• [Records for this task]:
------------------------------

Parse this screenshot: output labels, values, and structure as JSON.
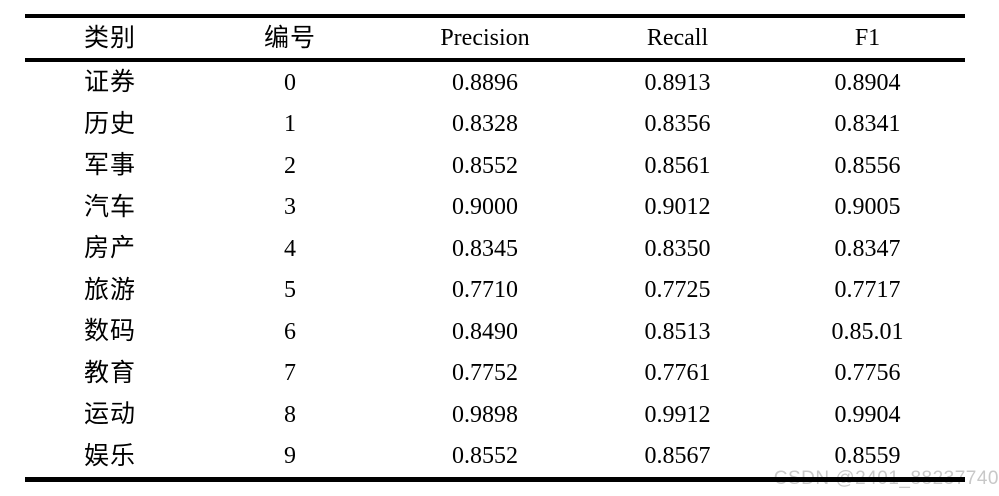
{
  "table": {
    "columns": [
      {
        "key": "category",
        "label": "类别"
      },
      {
        "key": "id",
        "label": "编号"
      },
      {
        "key": "precision",
        "label": "Precision"
      },
      {
        "key": "recall",
        "label": "Recall"
      },
      {
        "key": "f1",
        "label": "F1"
      }
    ],
    "rows": [
      {
        "category": "证券",
        "id": "0",
        "precision": "0.8896",
        "recall": "0.8913",
        "f1": "0.8904"
      },
      {
        "category": "历史",
        "id": "1",
        "precision": "0.8328",
        "recall": "0.8356",
        "f1": "0.8341"
      },
      {
        "category": "军事",
        "id": "2",
        "precision": "0.8552",
        "recall": "0.8561",
        "f1": "0.8556"
      },
      {
        "category": "汽车",
        "id": "3",
        "precision": "0.9000",
        "recall": "0.9012",
        "f1": "0.9005"
      },
      {
        "category": "房产",
        "id": "4",
        "precision": "0.8345",
        "recall": "0.8350",
        "f1": "0.8347"
      },
      {
        "category": "旅游",
        "id": "5",
        "precision": "0.7710",
        "recall": "0.7725",
        "f1": "0.7717"
      },
      {
        "category": "数码",
        "id": "6",
        "precision": "0.8490",
        "recall": "0.8513",
        "f1": "0.85.01"
      },
      {
        "category": "教育",
        "id": "7",
        "precision": "0.7752",
        "recall": "0.7761",
        "f1": "0.7756"
      },
      {
        "category": "运动",
        "id": "8",
        "precision": "0.9898",
        "recall": "0.9912",
        "f1": "0.9904"
      },
      {
        "category": "娱乐",
        "id": "9",
        "precision": "0.8552",
        "recall": "0.8567",
        "f1": "0.8559"
      }
    ]
  },
  "watermark": {
    "text": "CSDN @2401_88237740",
    "color": "#c8c8c8"
  },
  "colors": {
    "text": "#000000",
    "rule": "#000000",
    "background": "#ffffff"
  },
  "chart_data": {
    "type": "table",
    "title": "",
    "columns": [
      "类别",
      "编号",
      "Precision",
      "Recall",
      "F1"
    ],
    "rows": [
      [
        "证券",
        "0",
        "0.8896",
        "0.8913",
        "0.8904"
      ],
      [
        "历史",
        "1",
        "0.8328",
        "0.8356",
        "0.8341"
      ],
      [
        "军事",
        "2",
        "0.8552",
        "0.8561",
        "0.8556"
      ],
      [
        "汽车",
        "3",
        "0.9000",
        "0.9012",
        "0.9005"
      ],
      [
        "房产",
        "4",
        "0.8345",
        "0.8350",
        "0.8347"
      ],
      [
        "旅游",
        "5",
        "0.7710",
        "0.7725",
        "0.7717"
      ],
      [
        "数码",
        "6",
        "0.8490",
        "0.8513",
        "0.85.01"
      ],
      [
        "教育",
        "7",
        "0.7752",
        "0.7761",
        "0.7756"
      ],
      [
        "运动",
        "8",
        "0.9898",
        "0.9912",
        "0.9904"
      ],
      [
        "娱乐",
        "9",
        "0.8552",
        "0.8567",
        "0.8559"
      ]
    ]
  }
}
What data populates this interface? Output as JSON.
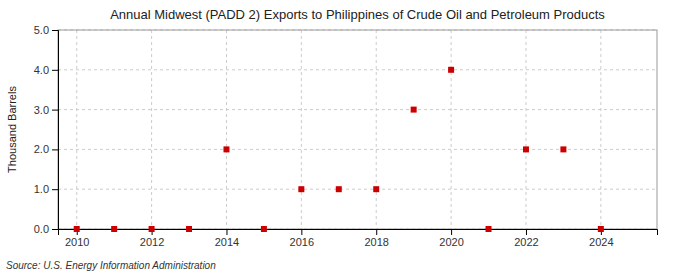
{
  "chart_data": {
    "type": "scatter",
    "title": "Annual Midwest (PADD 2) Exports to Philippines of Crude Oil and Petroleum Products",
    "ylabel": "Thousand Barrels",
    "source": "Source: U.S. Energy Information Administration",
    "x": [
      2010,
      2011,
      2012,
      2013,
      2014,
      2015,
      2016,
      2017,
      2018,
      2019,
      2020,
      2021,
      2022,
      2023,
      2024
    ],
    "values": [
      0,
      0,
      0,
      0,
      2.0,
      0,
      1.0,
      1.0,
      1.0,
      3.0,
      4.0,
      0,
      2.0,
      2.0,
      0
    ],
    "xlim": [
      2009.5,
      2025.5
    ],
    "ylim": [
      0,
      5.0
    ],
    "xticks": [
      2010,
      2012,
      2014,
      2016,
      2018,
      2020,
      2022,
      2024
    ],
    "yticks": [
      {
        "value": 0.0,
        "label": "0.0"
      },
      {
        "value": 1.0,
        "label": "1.0"
      },
      {
        "value": 2.0,
        "label": "2.0"
      },
      {
        "value": 3.0,
        "label": "3.0"
      },
      {
        "value": 4.0,
        "label": "4.0"
      },
      {
        "value": 5.0,
        "label": "5.0"
      }
    ],
    "color": "#cc0000",
    "marker": "square",
    "grid": true
  }
}
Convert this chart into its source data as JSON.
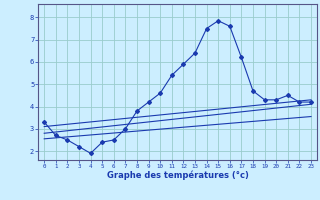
{
  "xlabel": "Graphe des températures (°c)",
  "xlim": [
    -0.5,
    23.5
  ],
  "ylim": [
    1.6,
    8.6
  ],
  "yticks": [
    2,
    3,
    4,
    5,
    6,
    7,
    8
  ],
  "xticks": [
    0,
    1,
    2,
    3,
    4,
    5,
    6,
    7,
    8,
    9,
    10,
    11,
    12,
    13,
    14,
    15,
    16,
    17,
    18,
    19,
    20,
    21,
    22,
    23
  ],
  "bg_color": "#cceeff",
  "line_color": "#1a3aaf",
  "grid_color": "#99cccc",
  "main_curve_x": [
    0,
    1,
    2,
    3,
    4,
    5,
    6,
    7,
    8,
    9,
    10,
    11,
    12,
    13,
    14,
    15,
    16,
    17,
    18,
    19,
    20,
    21,
    22,
    23
  ],
  "main_curve_y": [
    3.3,
    2.7,
    2.5,
    2.2,
    1.9,
    2.4,
    2.5,
    3.0,
    3.8,
    4.2,
    4.6,
    5.4,
    5.9,
    6.4,
    7.5,
    7.85,
    7.6,
    6.2,
    4.7,
    4.3,
    4.3,
    4.5,
    4.2,
    4.2
  ],
  "trend1_x": [
    0,
    23
  ],
  "trend1_y": [
    2.8,
    4.1
  ],
  "trend2_x": [
    0,
    23
  ],
  "trend2_y": [
    2.55,
    3.55
  ],
  "trend3_x": [
    0,
    23
  ],
  "trend3_y": [
    3.1,
    4.3
  ]
}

------------------------------

• [Task statement]: Copy the data word for word. Pictures do not go in the copy.

• [Final answer]:
Parse this screenshot: output labels, values, and structure as JSON.
{
  "table": {
    "columns": [
      {
        "key": "category",
        "label": "类别"
      },
      {
        "key": "id",
        "label": "编号"
      },
      {
        "key": "precision",
        "label": "Precision"
      },
      {
        "key": "recall",
        "label": "Recall"
      },
      {
        "key": "f1",
        "label": "F1"
      }
    ],
    "rows": [
      {
        "category": "证券",
        "id": "0",
        "precision": "0.8896",
        "recall": "0.8913",
        "f1": "0.8904"
      },
      {
        "category": "历史",
        "id": "1",
        "precision": "0.8328",
        "recall": "0.8356",
        "f1": "0.8341"
      },
      {
        "category": "军事",
        "id": "2",
        "precision": "0.8552",
        "recall": "0.8561",
        "f1": "0.8556"
      },
      {
        "category": "汽车",
        "id": "3",
        "precision": "0.9000",
        "recall": "0.9012",
        "f1": "0.9005"
      },
      {
        "category": "房产",
        "id": "4",
        "precision": "0.8345",
        "recall": "0.8350",
        "f1": "0.8347"
      },
      {
        "category": "旅游",
        "id": "5",
        "precision": "0.7710",
        "recall": "0.7725",
        "f1": "0.7717"
      },
      {
        "category": "数码",
        "id": "6",
        "precision": "0.8490",
        "recall": "0.8513",
        "f1": "0.85.01"
      },
      {
        "category": "教育",
        "id": "7",
        "precision": "0.7752",
        "recall": "0.7761",
        "f1": "0.7756"
      },
      {
        "category": "运动",
        "id": "8",
        "precision": "0.9898",
        "recall": "0.9912",
        "f1": "0.9904"
      },
      {
        "category": "娱乐",
        "id": "9",
        "precision": "0.8552",
        "recall": "0.8567",
        "f1": "0.8559"
      }
    ]
  },
  "watermark": {
    "text": "CSDN @2401_88237740",
    "color": "#c8c8c8"
  },
  "colors": {
    "text": "#000000",
    "rule": "#000000",
    "background": "#ffffff"
  },
  "chart_data": {
    "type": "table",
    "title": "",
    "columns": [
      "类别",
      "编号",
      "Precision",
      "Recall",
      "F1"
    ],
    "rows": [
      [
        "证券",
        "0",
        "0.8896",
        "0.8913",
        "0.8904"
      ],
      [
        "历史",
        "1",
        "0.8328",
        "0.8356",
        "0.8341"
      ],
      [
        "军事",
        "2",
        "0.8552",
        "0.8561",
        "0.8556"
      ],
      [
        "汽车",
        "3",
        "0.9000",
        "0.9012",
        "0.9005"
      ],
      [
        "房产",
        "4",
        "0.8345",
        "0.8350",
        "0.8347"
      ],
      [
        "旅游",
        "5",
        "0.7710",
        "0.7725",
        "0.7717"
      ],
      [
        "数码",
        "6",
        "0.8490",
        "0.8513",
        "0.85.01"
      ],
      [
        "教育",
        "7",
        "0.7752",
        "0.7761",
        "0.7756"
      ],
      [
        "运动",
        "8",
        "0.9898",
        "0.9912",
        "0.9904"
      ],
      [
        "娱乐",
        "9",
        "0.8552",
        "0.8567",
        "0.8559"
      ]
    ]
  }
}
What data populates this interface? Output as JSON.
{
  "chart_data": {
    "type": "scatter",
    "title": "Annual Midwest (PADD 2) Exports to Philippines of Crude Oil and Petroleum Products",
    "ylabel": "Thousand Barrels",
    "source": "Source: U.S. Energy Information Administration",
    "x": [
      2010,
      2011,
      2012,
      2013,
      2014,
      2015,
      2016,
      2017,
      2018,
      2019,
      2020,
      2021,
      2022,
      2023,
      2024
    ],
    "values": [
      0,
      0,
      0,
      0,
      2.0,
      0,
      1.0,
      1.0,
      1.0,
      3.0,
      4.0,
      0,
      2.0,
      2.0,
      0
    ],
    "xlim": [
      2009.5,
      2025.5
    ],
    "ylim": [
      0,
      5.0
    ],
    "xticks": [
      2010,
      2012,
      2014,
      2016,
      2018,
      2020,
      2022,
      2024
    ],
    "yticks": [
      {
        "value": 0.0,
        "label": "0.0"
      },
      {
        "value": 1.0,
        "label": "1.0"
      },
      {
        "value": 2.0,
        "label": "2.0"
      },
      {
        "value": 3.0,
        "label": "3.0"
      },
      {
        "value": 4.0,
        "label": "4.0"
      },
      {
        "value": 5.0,
        "label": "5.0"
      }
    ],
    "color": "#cc0000",
    "marker": "square",
    "grid": true
  }
}
Convert this chart into its source data as JSON.
{
  "xlabel": "Graphe des températures (°c)",
  "xlim": [
    -0.5,
    23.5
  ],
  "ylim": [
    1.6,
    8.6
  ],
  "yticks": [
    2,
    3,
    4,
    5,
    6,
    7,
    8
  ],
  "xticks": [
    0,
    1,
    2,
    3,
    4,
    5,
    6,
    7,
    8,
    9,
    10,
    11,
    12,
    13,
    14,
    15,
    16,
    17,
    18,
    19,
    20,
    21,
    22,
    23
  ],
  "bg_color": "#cceeff",
  "line_color": "#1a3aaf",
  "grid_color": "#99cccc",
  "main_curve_x": [
    0,
    1,
    2,
    3,
    4,
    5,
    6,
    7,
    8,
    9,
    10,
    11,
    12,
    13,
    14,
    15,
    16,
    17,
    18,
    19,
    20,
    21,
    22,
    23
  ],
  "main_curve_y": [
    3.3,
    2.7,
    2.5,
    2.2,
    1.9,
    2.4,
    2.5,
    3.0,
    3.8,
    4.2,
    4.6,
    5.4,
    5.9,
    6.4,
    7.5,
    7.85,
    7.6,
    6.2,
    4.7,
    4.3,
    4.3,
    4.5,
    4.2,
    4.2
  ],
  "trend1_x": [
    0,
    23
  ],
  "trend1_y": [
    2.8,
    4.1
  ],
  "trend2_x": [
    0,
    23
  ],
  "trend2_y": [
    2.55,
    3.55
  ],
  "trend3_x": [
    0,
    23
  ],
  "trend3_y": [
    3.1,
    4.3
  ]
}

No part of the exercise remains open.